══ SOURCE DATA

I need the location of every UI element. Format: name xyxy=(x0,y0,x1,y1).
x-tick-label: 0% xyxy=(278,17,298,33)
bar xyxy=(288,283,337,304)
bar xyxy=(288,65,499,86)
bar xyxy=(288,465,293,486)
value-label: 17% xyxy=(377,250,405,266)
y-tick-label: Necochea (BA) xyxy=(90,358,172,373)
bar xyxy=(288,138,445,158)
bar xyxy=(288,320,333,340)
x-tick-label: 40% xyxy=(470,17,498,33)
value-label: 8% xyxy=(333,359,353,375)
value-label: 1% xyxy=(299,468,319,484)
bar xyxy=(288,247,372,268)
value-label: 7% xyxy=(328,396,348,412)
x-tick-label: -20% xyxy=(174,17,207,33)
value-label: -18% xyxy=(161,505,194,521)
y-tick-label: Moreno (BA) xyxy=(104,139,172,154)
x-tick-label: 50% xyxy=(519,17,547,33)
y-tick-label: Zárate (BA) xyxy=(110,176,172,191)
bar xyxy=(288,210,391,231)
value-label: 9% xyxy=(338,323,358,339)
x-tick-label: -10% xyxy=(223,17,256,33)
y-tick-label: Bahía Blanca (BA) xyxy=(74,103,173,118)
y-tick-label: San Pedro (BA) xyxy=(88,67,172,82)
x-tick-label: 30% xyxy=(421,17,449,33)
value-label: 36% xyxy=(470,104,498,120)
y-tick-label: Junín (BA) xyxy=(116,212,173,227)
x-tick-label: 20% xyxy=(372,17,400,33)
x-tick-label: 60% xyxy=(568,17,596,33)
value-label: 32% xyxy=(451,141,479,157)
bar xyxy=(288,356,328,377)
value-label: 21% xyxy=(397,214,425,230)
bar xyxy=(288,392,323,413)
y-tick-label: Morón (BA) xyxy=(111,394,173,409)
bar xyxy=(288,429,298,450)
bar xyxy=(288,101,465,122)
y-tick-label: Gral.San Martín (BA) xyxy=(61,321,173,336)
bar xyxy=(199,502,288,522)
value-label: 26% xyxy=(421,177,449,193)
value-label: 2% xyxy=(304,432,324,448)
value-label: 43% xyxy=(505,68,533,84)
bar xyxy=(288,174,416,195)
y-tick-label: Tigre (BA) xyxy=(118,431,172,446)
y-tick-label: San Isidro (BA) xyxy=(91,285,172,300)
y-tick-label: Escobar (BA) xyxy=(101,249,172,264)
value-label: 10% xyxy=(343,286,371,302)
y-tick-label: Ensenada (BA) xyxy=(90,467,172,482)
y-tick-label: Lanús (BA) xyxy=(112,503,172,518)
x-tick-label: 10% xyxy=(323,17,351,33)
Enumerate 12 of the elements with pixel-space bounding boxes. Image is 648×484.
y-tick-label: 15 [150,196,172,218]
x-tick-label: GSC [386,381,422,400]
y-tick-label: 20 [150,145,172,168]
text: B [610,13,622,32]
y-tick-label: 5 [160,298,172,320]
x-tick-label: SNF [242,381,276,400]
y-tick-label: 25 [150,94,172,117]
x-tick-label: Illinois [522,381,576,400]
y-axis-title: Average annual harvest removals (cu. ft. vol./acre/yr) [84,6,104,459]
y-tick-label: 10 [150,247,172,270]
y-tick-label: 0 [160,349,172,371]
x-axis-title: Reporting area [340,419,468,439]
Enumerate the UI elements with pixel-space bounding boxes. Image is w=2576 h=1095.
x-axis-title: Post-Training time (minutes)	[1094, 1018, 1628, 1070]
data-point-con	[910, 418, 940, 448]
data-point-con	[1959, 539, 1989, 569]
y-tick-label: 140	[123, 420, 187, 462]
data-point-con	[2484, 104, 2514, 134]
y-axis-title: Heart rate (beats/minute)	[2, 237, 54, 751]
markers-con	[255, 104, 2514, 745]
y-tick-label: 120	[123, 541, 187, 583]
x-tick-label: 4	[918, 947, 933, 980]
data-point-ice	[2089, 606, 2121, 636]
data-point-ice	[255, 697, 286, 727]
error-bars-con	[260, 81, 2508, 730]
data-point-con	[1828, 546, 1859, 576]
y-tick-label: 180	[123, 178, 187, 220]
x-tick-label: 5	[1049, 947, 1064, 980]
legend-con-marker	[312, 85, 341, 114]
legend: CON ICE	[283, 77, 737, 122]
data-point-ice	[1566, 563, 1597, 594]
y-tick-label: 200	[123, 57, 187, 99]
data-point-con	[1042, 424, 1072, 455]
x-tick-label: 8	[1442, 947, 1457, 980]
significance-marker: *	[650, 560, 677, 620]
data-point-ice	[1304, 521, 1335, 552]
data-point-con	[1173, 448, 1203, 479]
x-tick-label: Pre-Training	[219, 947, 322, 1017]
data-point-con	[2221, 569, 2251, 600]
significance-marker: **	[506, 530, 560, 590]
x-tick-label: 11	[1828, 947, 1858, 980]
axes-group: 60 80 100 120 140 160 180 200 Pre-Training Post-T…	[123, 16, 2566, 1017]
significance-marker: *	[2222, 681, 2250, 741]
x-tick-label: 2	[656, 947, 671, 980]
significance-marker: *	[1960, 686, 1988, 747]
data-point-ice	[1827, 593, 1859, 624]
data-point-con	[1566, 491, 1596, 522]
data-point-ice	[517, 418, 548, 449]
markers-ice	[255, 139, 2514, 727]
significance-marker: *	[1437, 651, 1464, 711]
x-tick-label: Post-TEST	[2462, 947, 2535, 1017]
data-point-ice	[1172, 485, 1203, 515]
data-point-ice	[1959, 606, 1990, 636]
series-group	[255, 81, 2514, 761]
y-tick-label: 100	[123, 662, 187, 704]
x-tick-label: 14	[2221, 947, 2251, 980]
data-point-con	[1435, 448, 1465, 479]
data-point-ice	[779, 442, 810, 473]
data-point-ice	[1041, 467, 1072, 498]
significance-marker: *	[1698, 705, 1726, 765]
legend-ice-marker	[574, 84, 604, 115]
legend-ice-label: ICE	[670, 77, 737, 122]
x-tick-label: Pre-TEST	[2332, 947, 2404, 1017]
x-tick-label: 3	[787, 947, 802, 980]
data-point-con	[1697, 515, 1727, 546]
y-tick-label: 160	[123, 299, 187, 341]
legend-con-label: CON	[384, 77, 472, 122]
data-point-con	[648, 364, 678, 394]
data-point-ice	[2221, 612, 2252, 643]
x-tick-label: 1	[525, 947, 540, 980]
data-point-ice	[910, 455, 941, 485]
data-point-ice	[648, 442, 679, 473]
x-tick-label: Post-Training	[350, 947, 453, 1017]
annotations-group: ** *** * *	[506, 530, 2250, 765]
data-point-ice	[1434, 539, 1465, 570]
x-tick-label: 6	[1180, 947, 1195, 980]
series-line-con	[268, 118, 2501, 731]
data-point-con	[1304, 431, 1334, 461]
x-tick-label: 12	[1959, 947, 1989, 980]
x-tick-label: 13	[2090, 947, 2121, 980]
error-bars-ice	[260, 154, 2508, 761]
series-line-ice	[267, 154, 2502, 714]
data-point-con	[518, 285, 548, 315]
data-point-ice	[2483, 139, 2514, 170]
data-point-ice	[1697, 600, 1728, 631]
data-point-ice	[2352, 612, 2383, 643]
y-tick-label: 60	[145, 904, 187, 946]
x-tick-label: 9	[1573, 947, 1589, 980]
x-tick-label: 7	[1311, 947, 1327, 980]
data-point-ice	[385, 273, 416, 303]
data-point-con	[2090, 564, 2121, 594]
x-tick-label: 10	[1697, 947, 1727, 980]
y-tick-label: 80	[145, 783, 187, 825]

════

__DIRECTIONS__
Reproduce the material above verbatim, everything from its first line down to the line containing "x-tick-label: SNF [242,381,276,400]", both ends included.

__ANSWER FOR THIS EXERCISE__
I need the location of every UI element. Format: name xyxy=(x0,y0,x1,y1).
x-tick-label: 0% xyxy=(278,17,298,33)
bar xyxy=(288,283,337,304)
bar xyxy=(288,65,499,86)
bar xyxy=(288,465,293,486)
value-label: 17% xyxy=(377,250,405,266)
y-tick-label: Necochea (BA) xyxy=(90,358,172,373)
bar xyxy=(288,138,445,158)
bar xyxy=(288,320,333,340)
x-tick-label: 40% xyxy=(470,17,498,33)
value-label: 8% xyxy=(333,359,353,375)
value-label: 1% xyxy=(299,468,319,484)
bar xyxy=(288,247,372,268)
value-label: 7% xyxy=(328,396,348,412)
x-tick-label: -20% xyxy=(174,17,207,33)
value-label: -18% xyxy=(161,505,194,521)
y-tick-label: Moreno (BA) xyxy=(104,139,172,154)
x-tick-label: 50% xyxy=(519,17,547,33)
y-tick-label: Zárate (BA) xyxy=(110,176,172,191)
bar xyxy=(288,210,391,231)
value-label: 9% xyxy=(338,323,358,339)
x-tick-label: -10% xyxy=(223,17,256,33)
y-tick-label: Bahía Blanca (BA) xyxy=(74,103,173,118)
y-tick-label: San Pedro (BA) xyxy=(88,67,172,82)
x-tick-label: 30% xyxy=(421,17,449,33)
value-label: 36% xyxy=(470,104,498,120)
y-tick-label: Junín (BA) xyxy=(116,212,173,227)
x-tick-label: 20% xyxy=(372,17,400,33)
x-tick-label: 60% xyxy=(568,17,596,33)
value-label: 32% xyxy=(451,141,479,157)
bar xyxy=(288,356,328,377)
value-label: 21% xyxy=(397,214,425,230)
bar xyxy=(288,392,323,413)
y-tick-label: Morón (BA) xyxy=(111,394,173,409)
bar xyxy=(288,429,298,450)
bar xyxy=(288,101,465,122)
y-tick-label: Gral.San Martín (BA) xyxy=(61,321,173,336)
bar xyxy=(199,502,288,522)
value-label: 26% xyxy=(421,177,449,193)
value-label: 2% xyxy=(304,432,324,448)
value-label: 43% xyxy=(505,68,533,84)
bar xyxy=(288,174,416,195)
y-tick-label: Tigre (BA) xyxy=(118,431,172,446)
y-tick-label: San Isidro (BA) xyxy=(91,285,172,300)
y-tick-label: Escobar (BA) xyxy=(101,249,172,264)
value-label: 10% xyxy=(343,286,371,302)
y-tick-label: Ensenada (BA) xyxy=(90,467,172,482)
y-tick-label: Lanús (BA) xyxy=(112,503,172,518)
x-tick-label: 10% xyxy=(323,17,351,33)
Enumerate 12 of the elements with pixel-space bounding boxes. Image is 648×484.
y-tick-label: 15 [150,196,172,218]
x-tick-label: GSC [386,381,422,400]
y-tick-label: 20 [150,145,172,168]
text: B [610,13,622,32]
y-tick-label: 5 [160,298,172,320]
x-tick-label: SNF [242,381,276,400]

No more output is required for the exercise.